§ **Activity**:
The entries that follow must be given again exactly, with no pictures kept.

[Data for this task Boundary: Start]

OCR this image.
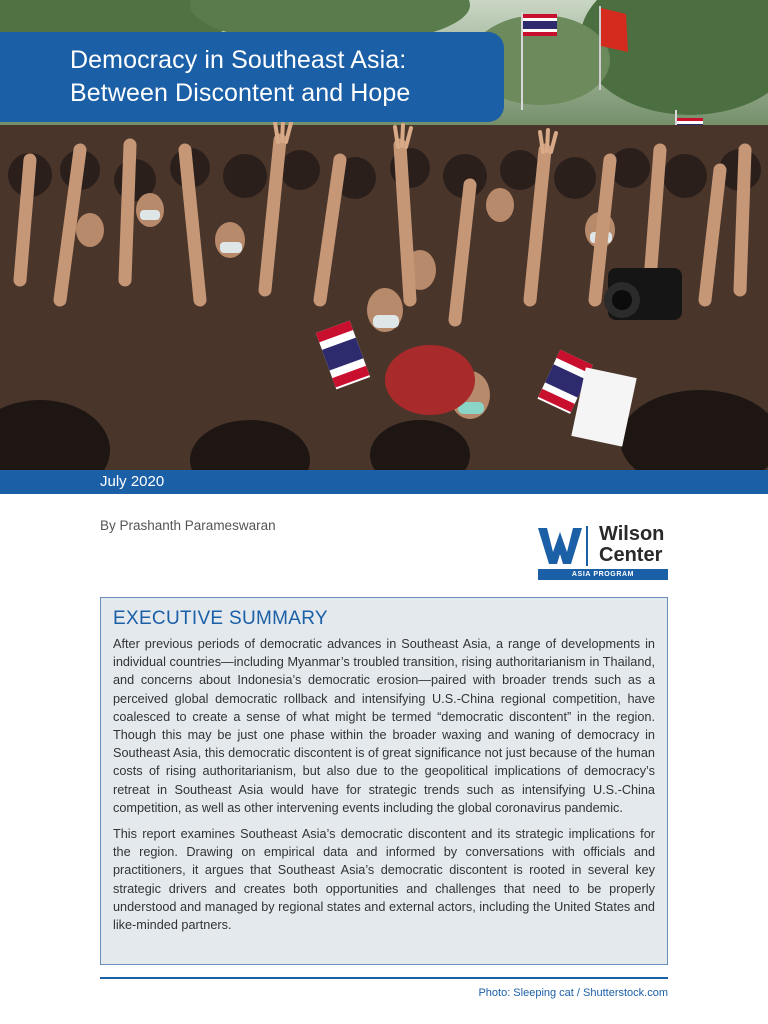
Democracy in Southeast Asia:
Between Discontent and Hope
July 2020
By Prashanth Parameswaran	Wilson
Center
ASIA PROGRAM
EXECUTIVE SUMMARY

After previous periods of democratic advances in Southeast Asia, a range of developments in individual countries—including Myanmar’s troubled transition, rising authoritarianism in Thailand, and concerns about Indonesia’s democratic erosion—paired with broader trends such as a perceived global democratic rollback and intensifying U.S.-China regional competition, have coalesced to create a sense of what might be termed “democratic discontent” in the region. Though this may be just one phase within the broader waxing and waning of democracy in Southeast Asia, this democratic discontent is of great significance not just because of the human costs of rising authoritarianism, but also due to the geopolitical implications of democracy’s retreat in Southeast Asia would have for strategic trends such as intensifying U.S.-China competition, as well as other intervening events including the global coronavirus pandemic.

This report examines Southeast Asia’s democratic discontent and its strategic implications for the region. Drawing on empirical data and informed by conversations with officials and practitioners, it argues that Southeast Asia’s democratic discontent is rooted in several key strategic drivers and creates both opportunities and challenges that need to be properly understood and managed by regional states and external actors, including the United States and like-minded partners.

Photo: Sleeping cat / Shutterstock.com
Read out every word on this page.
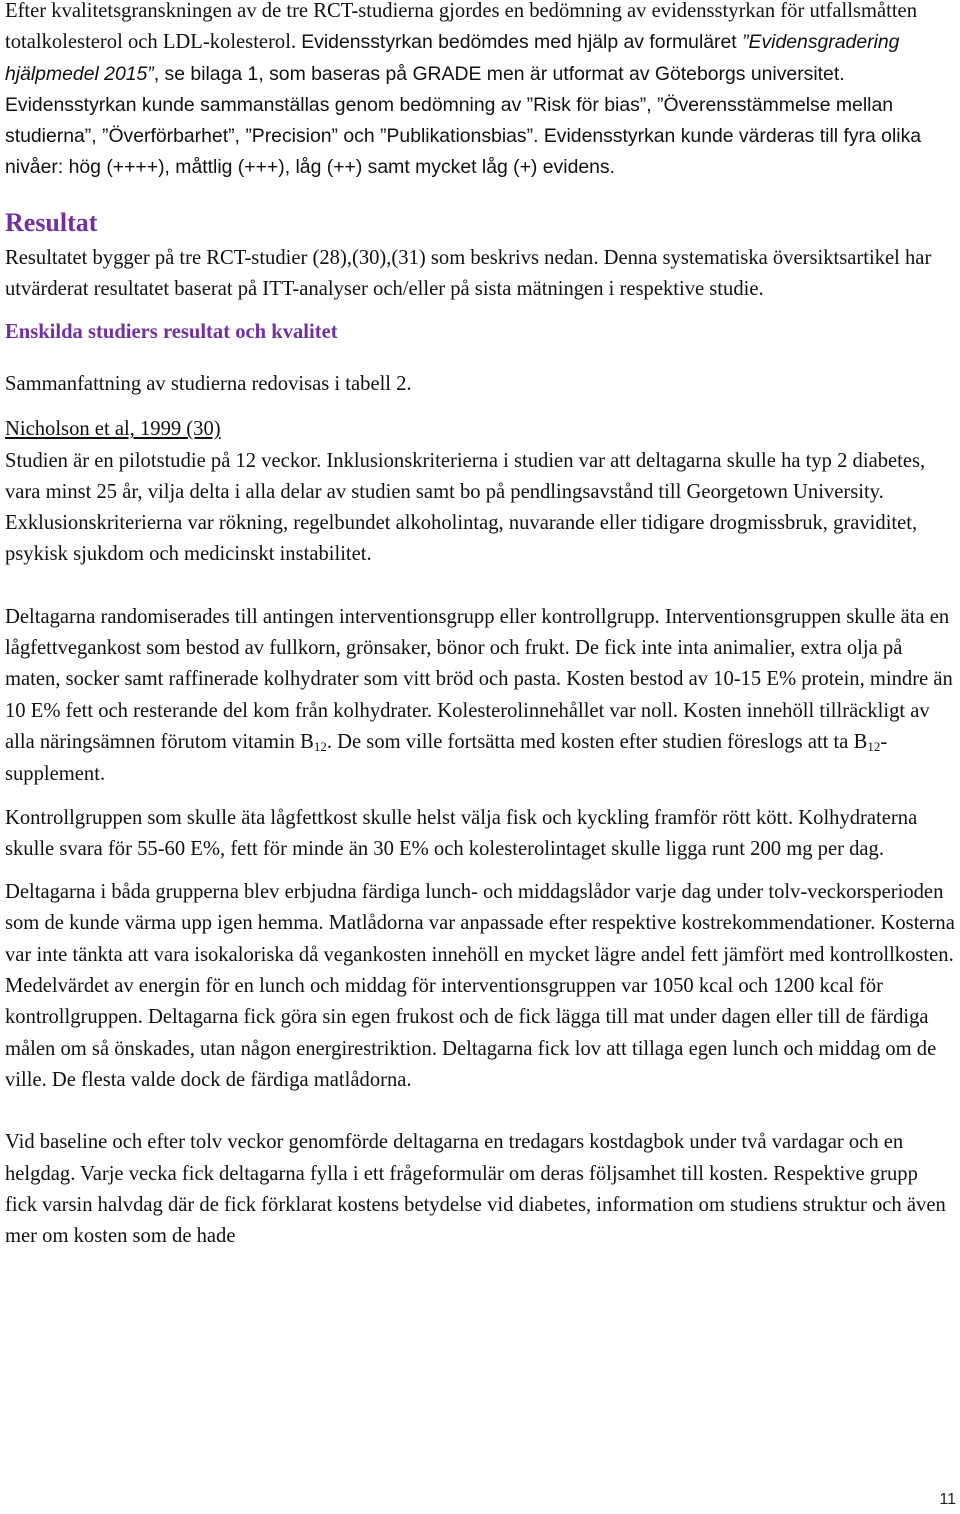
Efter kvalitetsgranskningen av de tre RCT-studierna gjordes en bedömning av evidensstyrkan för utfallsmåtten totalkolesterol och LDL-kolesterol. Evidensstyrkan bedömdes med hjälp av formuläret ”Evidensgradering hjälpmedel 2015”, se bilaga 1, som baseras på GRADE men är utformat av Göteborgs universitet. Evidensstyrkan kunde sammanställas genom bedömning av ”Risk för bias”, ”Överensstämmelse mellan studierna”, ”Överförbarhet”, ”Precision” och ”Publikationsbias”. Evidensstyrkan kunde värderas till fyra olika nivåer: hög (++++), måttlig (+++), låg (++) samt mycket låg (+) evidens.

Resultat

Resultatet bygger på tre RCT-studier (28),(30),(31) som beskrivs nedan. Denna systematiska översiktsartikel har utvärderat resultatet baserat på ITT-analyser och/eller på sista mätningen i respektive studie.

Enskilda studiers resultat och kvalitet

Sammanfattning av studierna redovisas i tabell 2.

Nicholson et al, 1999 (30)

Studien är en pilotstudie på 12 veckor. Inklusionskriterierna i studien var att deltagarna skulle ha typ 2 diabetes, vara minst 25 år, vilja delta i alla delar av studien samt bo på pendlingsavstånd till Georgetown University. Exklusionskriterierna var rökning, regelbundet alkoholintag, nuvarande eller tidigare drogmissbruk, graviditet, psykisk sjukdom och medicinskt instabilitet.

Deltagarna randomiserades till antingen interventionsgrupp eller kontrollgrupp. Interventionsgruppen skulle äta en lågfettvegankost som bestod av fullkorn, grönsaker, bönor och frukt. De fick inte inta animalier, extra olja på maten, socker samt raffinerade kolhydrater som vitt bröd och pasta. Kosten bestod av 10-15 E% protein, mindre än 10 E% fett och resterande del kom från kolhydrater. Kolesterolinnehållet var noll. Kosten innehöll tillräckligt av alla näringsämnen förutom vitamin $B_{12}$. De som ville fortsätta med kosten efter studien föreslogs att ta $B_{12}$-supplement.

Kontrollgruppen som skulle äta lågfettkost skulle helst välja fisk och kyckling framför rött kött. Kolhydraterna skulle svara för 55-60 E%, fett för minde än 30 E% och kolesterolintaget skulle ligga runt 200 mg per dag.

Deltagarna i båda grupperna blev erbjudna färdiga lunch- och middagslådor varje dag under tolv-veckorsperioden som de kunde värma upp igen hemma. Matlådorna var anpassade efter respektive kostrekommendationer. Kosterna var inte tänkta att vara isokaloriska då vegankosten innehöll en mycket lägre andel fett jämfört med kontrollkosten. Medelvärdet av energin för en lunch och middag för interventionsgruppen var 1050 kcal och 1200 kcal för kontrollgruppen. Deltagarna fick göra sin egen frukost och de fick lägga till mat under dagen eller till de färdiga målen om så önskades, utan någon energirestriktion. Deltagarna fick lov att tillaga egen lunch och middag om de ville. De flesta valde dock de färdiga matlådorna.

Vid baseline och efter tolv veckor genomförde deltagarna en tredagars kostdagbok under två vardagar och en helgdag. Varje vecka fick deltagarna fylla i ett frågeformulär om deras följsamhet till kosten. Respektive grupp fick varsin halvdag där de fick förklarat kostens betydelse vid diabetes, information om studiens struktur och även mer om kosten som de hade

11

[Data for this task Boundary: End]

§ **Result**:
OCR this image.
Democracy in Southeast Asia:
Between Discontent and Hope
July 2020
By Prashanth Parameswaran	Wilson
Center
ASIA PROGRAM
EXECUTIVE SUMMARY

After previous periods of democratic advances in Southeast Asia, a range of developments in individual countries—including Myanmar’s troubled transition, rising authoritarianism in Thailand, and concerns about Indonesia’s democratic erosion—paired with broader trends such as a perceived global democratic rollback and intensifying U.S.-China regional competition, have coalesced to create a sense of what might be termed “democratic discontent” in the region. Though this may be just one phase within the broader waxing and waning of democracy in Southeast Asia, this democratic discontent is of great significance not just because of the human costs of rising authoritarianism, but also due to the geopolitical implications of democracy’s retreat in Southeast Asia would have for strategic trends such as intensifying U.S.-China competition, as well as other intervening events including the global coronavirus pandemic.

This report examines Southeast Asia’s democratic discontent and its strategic implications for the region. Drawing on empirical data and informed by conversations with officials and practitioners, it argues that Southeast Asia’s democratic discontent is rooted in several key strategic drivers and creates both opportunities and challenges that need to be properly understood and managed by regional states and external actors, including the United States and like-minded partners.

Photo: Sleeping cat / Shutterstock.com
Read out every word on this page.
Efter kvalitetsgranskningen av de tre RCT-studierna gjordes en bedömning av evidensstyrkan för utfallsmåtten totalkolesterol och LDL-kolesterol. Evidensstyrkan bedömdes med hjälp av formuläret ”Evidensgradering hjälpmedel 2015”, se bilaga 1, som baseras på GRADE men är utformat av Göteborgs universitet. Evidensstyrkan kunde sammanställas genom bedömning av ”Risk för bias”, ”Överensstämmelse mellan studierna”, ”Överförbarhet”, ”Precision” och ”Publikationsbias”. Evidensstyrkan kunde värderas till fyra olika nivåer: hög (++++), måttlig (+++), låg (++) samt mycket låg (+) evidens.

Resultat

Resultatet bygger på tre RCT-studier (28),(30),(31) som beskrivs nedan. Denna systematiska översiktsartikel har utvärderat resultatet baserat på ITT-analyser och/eller på sista mätningen i respektive studie.

Enskilda studiers resultat och kvalitet

Sammanfattning av studierna redovisas i tabell 2.

Nicholson et al, 1999 (30)

Studien är en pilotstudie på 12 veckor. Inklusionskriterierna i studien var att deltagarna skulle ha typ 2 diabetes, vara minst 25 år, vilja delta i alla delar av studien samt bo på pendlingsavstånd till Georgetown University. Exklusionskriterierna var rökning, regelbundet alkoholintag, nuvarande eller tidigare drogmissbruk, graviditet, psykisk sjukdom och medicinskt instabilitet.

Deltagarna randomiserades till antingen interventionsgrupp eller kontrollgrupp. Interventionsgruppen skulle äta en lågfettvegankost som bestod av fullkorn, grönsaker, bönor och frukt. De fick inte inta animalier, extra olja på maten, socker samt raffinerade kolhydrater som vitt bröd och pasta. Kosten bestod av 10-15 E% protein, mindre än 10 E% fett och resterande del kom från kolhydrater. Kolesterolinnehållet var noll. Kosten innehöll tillräckligt av alla näringsämnen förutom vitamin $B_{12}$. De som ville fortsätta med kosten efter studien föreslogs att ta $B_{12}$-supplement.

Kontrollgruppen som skulle äta lågfettkost skulle helst välja fisk och kyckling framför rött kött. Kolhydraterna skulle svara för 55-60 E%, fett för minde än 30 E% och kolesterolintaget skulle ligga runt 200 mg per dag.

Deltagarna i båda grupperna blev erbjudna färdiga lunch- och middagslådor varje dag under tolv-veckorsperioden som de kunde värma upp igen hemma. Matlådorna var anpassade efter respektive kostrekommendationer. Kosterna var inte tänkta att vara isokaloriska då vegankosten innehöll en mycket lägre andel fett jämfört med kontrollkosten. Medelvärdet av energin för en lunch och middag för interventionsgruppen var 1050 kcal och 1200 kcal för kontrollgruppen. Deltagarna fick göra sin egen frukost och de fick lägga till mat under dagen eller till de färdiga målen om så önskades, utan någon energirestriktion. Deltagarna fick lov att tillaga egen lunch och middag om de ville. De flesta valde dock de färdiga matlådorna.

Vid baseline och efter tolv veckor genomförde deltagarna en tredagars kostdagbok under två vardagar och en helgdag. Varje vecka fick deltagarna fylla i ett frågeformulär om deras följsamhet till kosten. Respektive grupp fick varsin halvdag där de fick förklarat kostens betydelse vid diabetes, information om studiens struktur och även mer om kosten som de hade

11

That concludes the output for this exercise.